* Exercise directions
All of the material should be reproduced exactly, with pictures left out.

* Dataset records

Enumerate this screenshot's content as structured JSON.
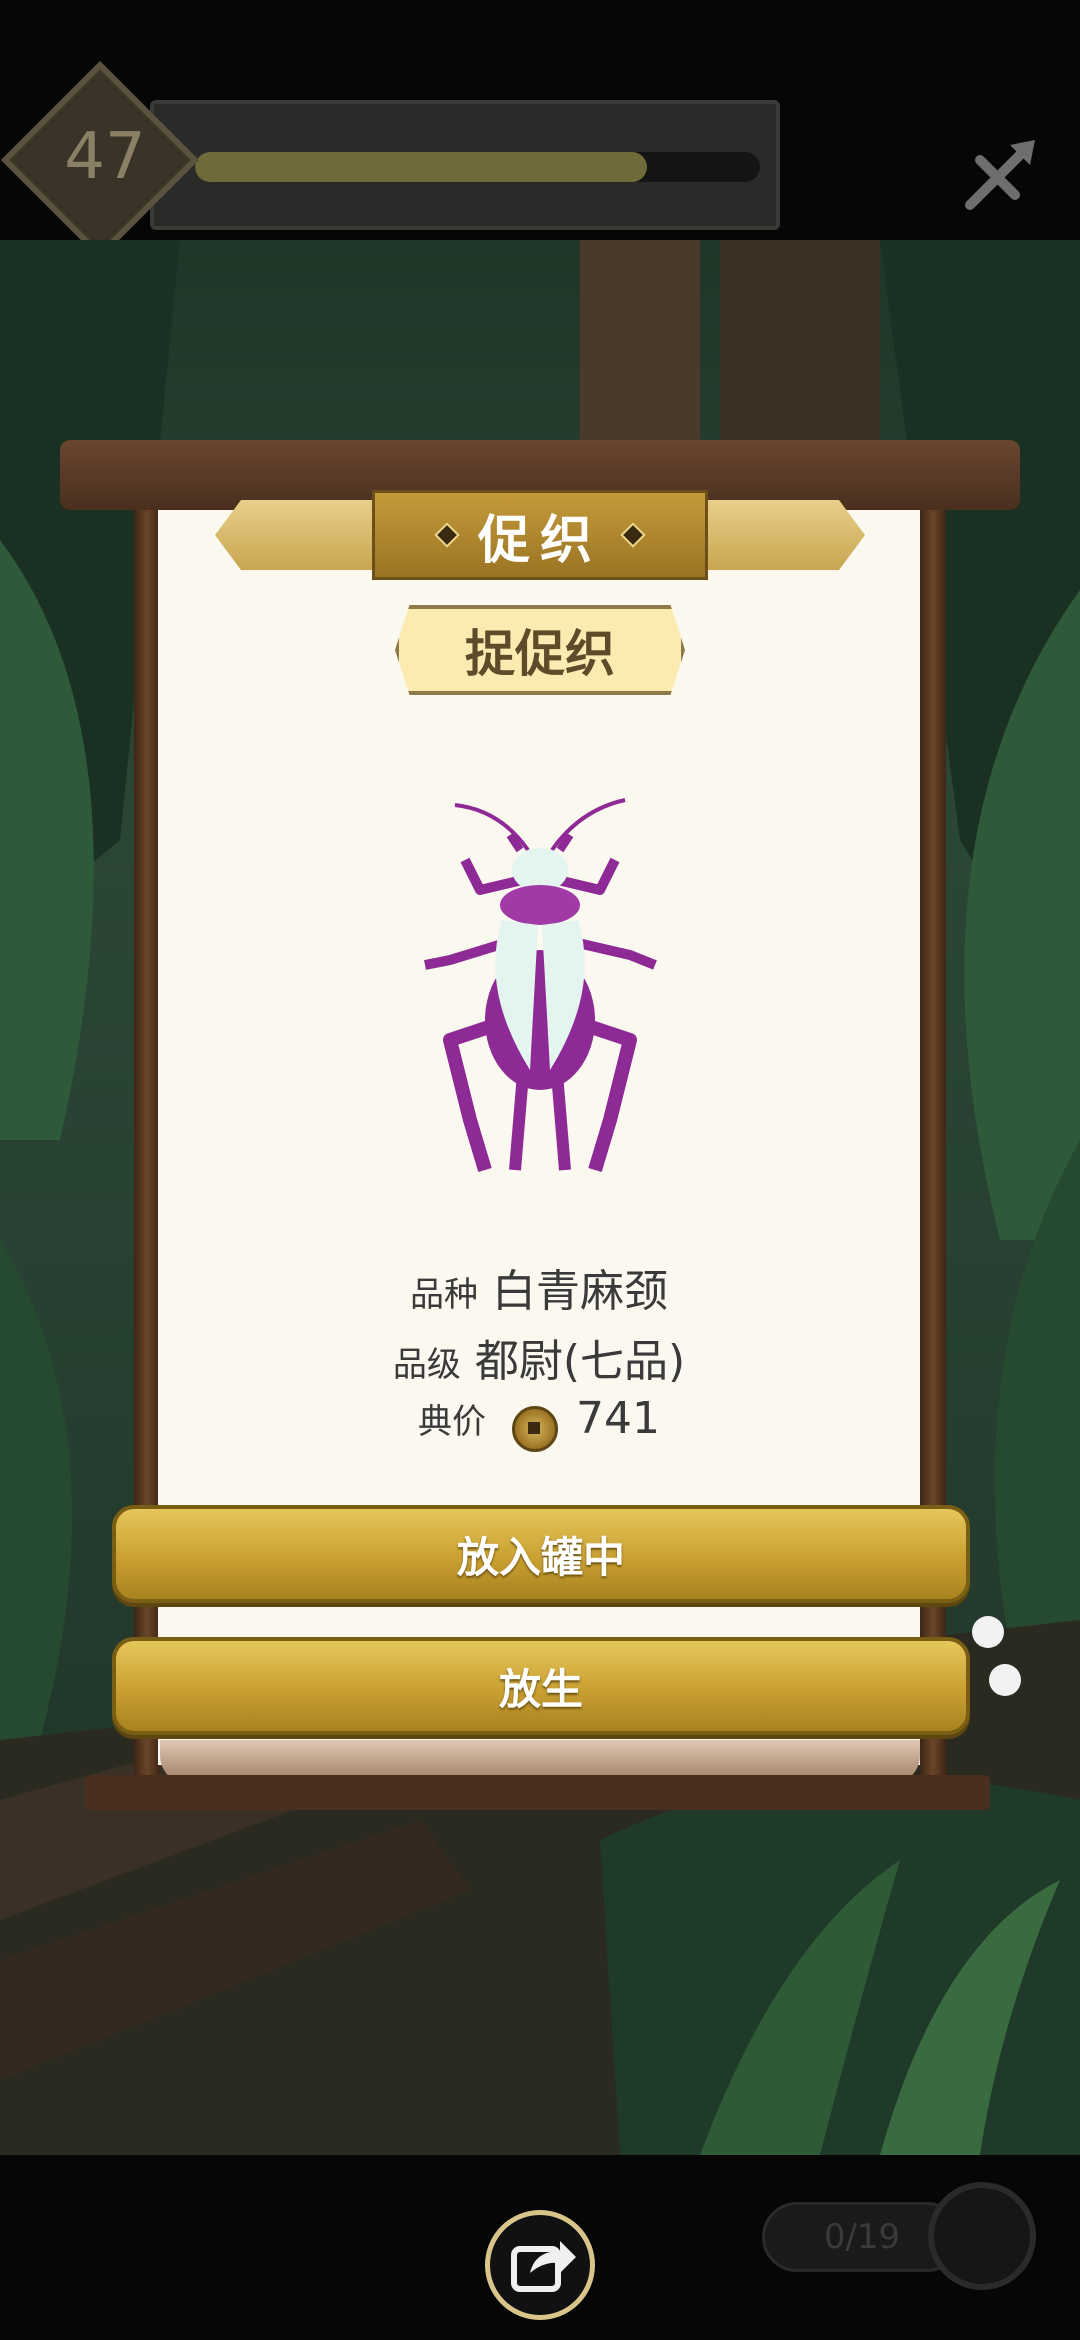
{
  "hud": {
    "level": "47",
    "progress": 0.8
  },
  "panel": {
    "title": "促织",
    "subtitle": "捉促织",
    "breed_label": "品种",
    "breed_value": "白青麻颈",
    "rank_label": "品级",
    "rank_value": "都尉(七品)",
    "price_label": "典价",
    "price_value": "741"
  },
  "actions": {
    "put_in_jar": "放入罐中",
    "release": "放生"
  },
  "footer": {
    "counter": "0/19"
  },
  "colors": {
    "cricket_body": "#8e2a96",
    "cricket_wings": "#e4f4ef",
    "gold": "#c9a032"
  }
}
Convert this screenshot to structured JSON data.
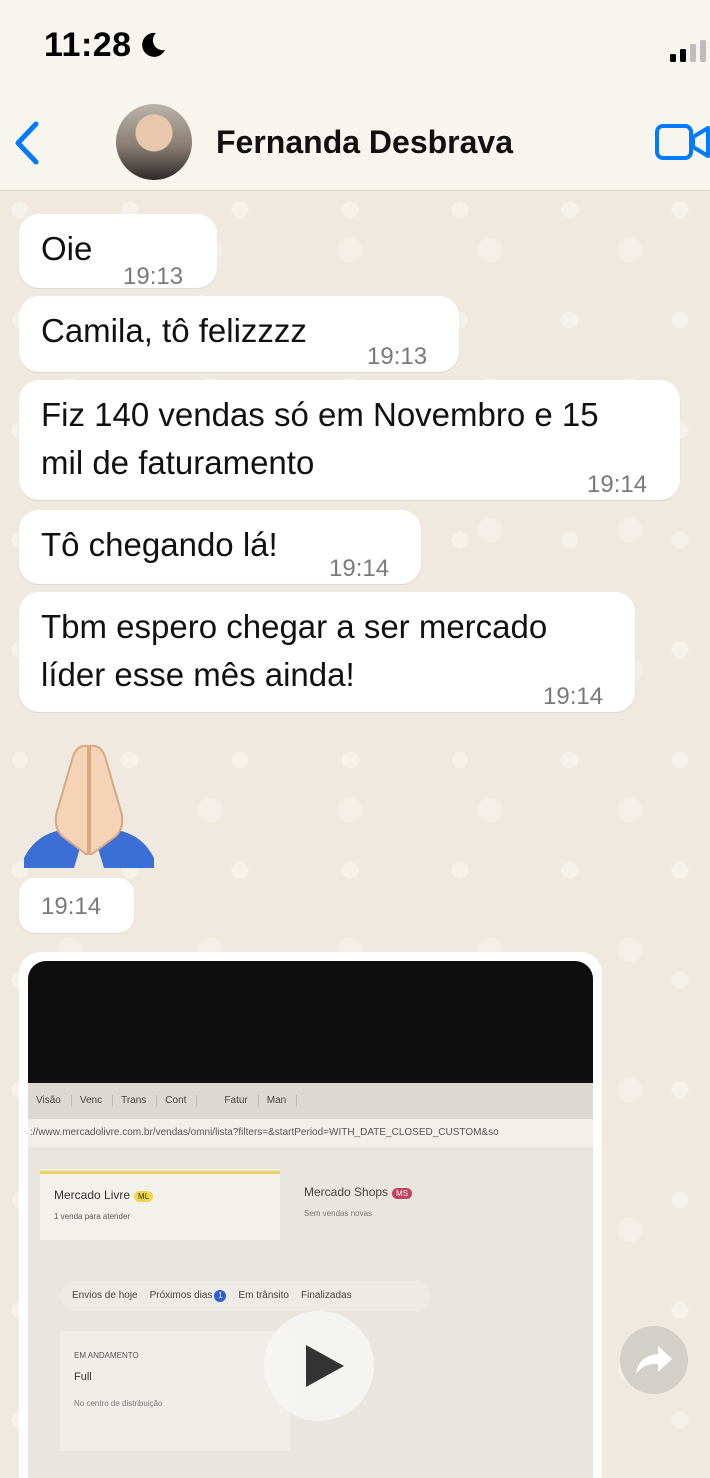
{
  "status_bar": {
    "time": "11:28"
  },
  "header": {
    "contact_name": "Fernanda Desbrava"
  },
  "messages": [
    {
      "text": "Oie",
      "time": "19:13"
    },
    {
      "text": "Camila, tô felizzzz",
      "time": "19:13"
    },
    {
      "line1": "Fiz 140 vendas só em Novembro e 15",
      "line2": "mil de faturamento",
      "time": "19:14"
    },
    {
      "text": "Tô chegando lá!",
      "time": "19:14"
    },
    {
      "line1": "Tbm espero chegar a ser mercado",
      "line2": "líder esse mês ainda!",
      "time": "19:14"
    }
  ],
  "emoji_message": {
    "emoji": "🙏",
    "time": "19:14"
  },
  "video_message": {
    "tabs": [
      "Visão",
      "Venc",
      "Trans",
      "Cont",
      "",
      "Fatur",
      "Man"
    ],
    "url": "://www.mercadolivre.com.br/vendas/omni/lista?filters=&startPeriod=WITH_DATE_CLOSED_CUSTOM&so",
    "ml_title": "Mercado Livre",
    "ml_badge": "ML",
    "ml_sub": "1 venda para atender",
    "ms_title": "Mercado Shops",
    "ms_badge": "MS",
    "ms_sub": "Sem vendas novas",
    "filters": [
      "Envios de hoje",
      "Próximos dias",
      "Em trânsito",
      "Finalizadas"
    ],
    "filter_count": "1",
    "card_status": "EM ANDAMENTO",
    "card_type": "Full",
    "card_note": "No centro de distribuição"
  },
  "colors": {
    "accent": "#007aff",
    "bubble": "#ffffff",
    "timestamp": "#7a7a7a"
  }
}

* Output below
Enumerate this screenshot's content as structured JSON.
{
  "hud": {
    "level": "47",
    "progress": 0.8
  },
  "panel": {
    "title": "促织",
    "subtitle": "捉促织",
    "breed_label": "品种",
    "breed_value": "白青麻颈",
    "rank_label": "品级",
    "rank_value": "都尉(七品)",
    "price_label": "典价",
    "price_value": "741"
  },
  "actions": {
    "put_in_jar": "放入罐中",
    "release": "放生"
  },
  "footer": {
    "counter": "0/19"
  },
  "colors": {
    "cricket_body": "#8e2a96",
    "cricket_wings": "#e4f4ef",
    "gold": "#c9a032"
  }
}
Convert this screenshot to structured JSON data.
{
  "status_bar": {
    "time": "11:28"
  },
  "header": {
    "contact_name": "Fernanda Desbrava"
  },
  "messages": [
    {
      "text": "Oie",
      "time": "19:13"
    },
    {
      "text": "Camila, tô felizzzz",
      "time": "19:13"
    },
    {
      "line1": "Fiz 140 vendas só em Novembro e 15",
      "line2": "mil de faturamento",
      "time": "19:14"
    },
    {
      "text": "Tô chegando lá!",
      "time": "19:14"
    },
    {
      "line1": "Tbm espero chegar a ser mercado",
      "line2": "líder esse mês ainda!",
      "time": "19:14"
    }
  ],
  "emoji_message": {
    "emoji": "🙏",
    "time": "19:14"
  },
  "video_message": {
    "tabs": [
      "Visão",
      "Venc",
      "Trans",
      "Cont",
      "",
      "Fatur",
      "Man"
    ],
    "url": "://www.mercadolivre.com.br/vendas/omni/lista?filters=&startPeriod=WITH_DATE_CLOSED_CUSTOM&so",
    "ml_title": "Mercado Livre",
    "ml_badge": "ML",
    "ml_sub": "1 venda para atender",
    "ms_title": "Mercado Shops",
    "ms_badge": "MS",
    "ms_sub": "Sem vendas novas",
    "filters": [
      "Envios de hoje",
      "Próximos dias",
      "Em trânsito",
      "Finalizadas"
    ],
    "filter_count": "1",
    "card_status": "EM ANDAMENTO",
    "card_type": "Full",
    "card_note": "No centro de distribuição"
  },
  "colors": {
    "accent": "#007aff",
    "bubble": "#ffffff",
    "timestamp": "#7a7a7a"
  }
}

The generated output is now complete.